::: PROVIDED ENTRIES :::

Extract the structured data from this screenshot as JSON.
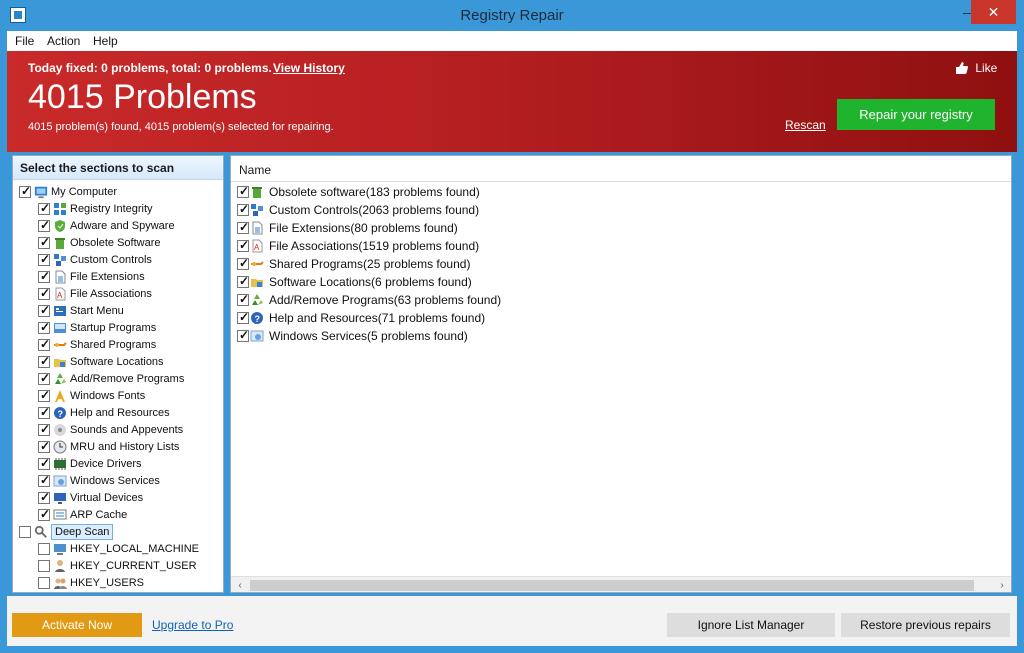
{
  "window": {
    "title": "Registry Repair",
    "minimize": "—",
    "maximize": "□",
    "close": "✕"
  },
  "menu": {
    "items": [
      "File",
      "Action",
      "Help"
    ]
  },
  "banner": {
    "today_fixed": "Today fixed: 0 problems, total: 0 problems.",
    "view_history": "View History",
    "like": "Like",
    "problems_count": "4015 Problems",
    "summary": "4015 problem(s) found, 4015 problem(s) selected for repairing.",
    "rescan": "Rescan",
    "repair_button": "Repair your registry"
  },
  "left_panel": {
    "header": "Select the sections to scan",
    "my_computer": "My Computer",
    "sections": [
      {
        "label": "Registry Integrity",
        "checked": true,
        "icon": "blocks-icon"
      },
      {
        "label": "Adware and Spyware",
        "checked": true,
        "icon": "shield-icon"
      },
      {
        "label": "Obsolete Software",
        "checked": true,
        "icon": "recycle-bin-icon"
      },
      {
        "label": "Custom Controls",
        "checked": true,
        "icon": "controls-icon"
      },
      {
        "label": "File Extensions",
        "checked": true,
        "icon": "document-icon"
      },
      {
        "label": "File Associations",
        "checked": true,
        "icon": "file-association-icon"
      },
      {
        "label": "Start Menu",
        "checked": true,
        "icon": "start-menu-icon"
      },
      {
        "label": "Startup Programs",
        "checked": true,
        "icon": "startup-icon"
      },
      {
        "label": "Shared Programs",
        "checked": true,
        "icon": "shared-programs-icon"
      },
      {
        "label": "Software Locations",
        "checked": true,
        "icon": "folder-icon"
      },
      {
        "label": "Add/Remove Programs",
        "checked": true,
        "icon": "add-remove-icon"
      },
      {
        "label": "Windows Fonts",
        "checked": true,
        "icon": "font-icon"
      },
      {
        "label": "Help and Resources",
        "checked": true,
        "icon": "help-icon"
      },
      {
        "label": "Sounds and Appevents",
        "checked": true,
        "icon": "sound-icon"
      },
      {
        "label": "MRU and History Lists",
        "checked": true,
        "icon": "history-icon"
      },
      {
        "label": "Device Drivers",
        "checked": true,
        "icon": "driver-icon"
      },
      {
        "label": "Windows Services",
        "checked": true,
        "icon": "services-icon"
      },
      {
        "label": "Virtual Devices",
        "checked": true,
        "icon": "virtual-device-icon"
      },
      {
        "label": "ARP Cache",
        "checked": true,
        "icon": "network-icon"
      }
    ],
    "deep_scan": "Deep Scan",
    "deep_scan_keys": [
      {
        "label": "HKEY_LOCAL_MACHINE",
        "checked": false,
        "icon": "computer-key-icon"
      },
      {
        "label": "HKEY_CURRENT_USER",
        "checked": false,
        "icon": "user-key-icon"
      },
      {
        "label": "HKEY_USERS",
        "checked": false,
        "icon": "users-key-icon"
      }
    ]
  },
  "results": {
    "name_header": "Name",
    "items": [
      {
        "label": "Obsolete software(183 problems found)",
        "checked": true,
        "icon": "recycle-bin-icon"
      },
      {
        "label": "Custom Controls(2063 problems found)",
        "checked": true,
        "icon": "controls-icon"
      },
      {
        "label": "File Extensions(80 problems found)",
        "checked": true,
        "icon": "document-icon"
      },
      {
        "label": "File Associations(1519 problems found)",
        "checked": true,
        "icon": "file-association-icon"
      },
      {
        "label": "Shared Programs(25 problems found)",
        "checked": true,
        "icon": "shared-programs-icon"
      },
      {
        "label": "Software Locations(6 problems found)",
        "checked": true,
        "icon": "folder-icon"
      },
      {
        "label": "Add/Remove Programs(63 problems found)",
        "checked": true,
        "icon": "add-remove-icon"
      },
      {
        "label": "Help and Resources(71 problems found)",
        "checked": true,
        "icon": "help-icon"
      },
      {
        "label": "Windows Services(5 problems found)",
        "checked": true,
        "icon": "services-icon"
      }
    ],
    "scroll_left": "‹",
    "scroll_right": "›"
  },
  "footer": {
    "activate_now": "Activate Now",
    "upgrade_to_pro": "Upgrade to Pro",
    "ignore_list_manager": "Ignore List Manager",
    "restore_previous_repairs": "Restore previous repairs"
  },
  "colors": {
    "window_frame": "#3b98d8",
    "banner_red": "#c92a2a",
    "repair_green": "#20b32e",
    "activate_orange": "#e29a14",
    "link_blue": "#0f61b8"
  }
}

:::

DO THIS: Lines from the records above that hold "Extensions" are the ones to list.

OUTPUT BELOW:
        "label": "File Extensions",
        "label": "File Extensions(80 problems found)",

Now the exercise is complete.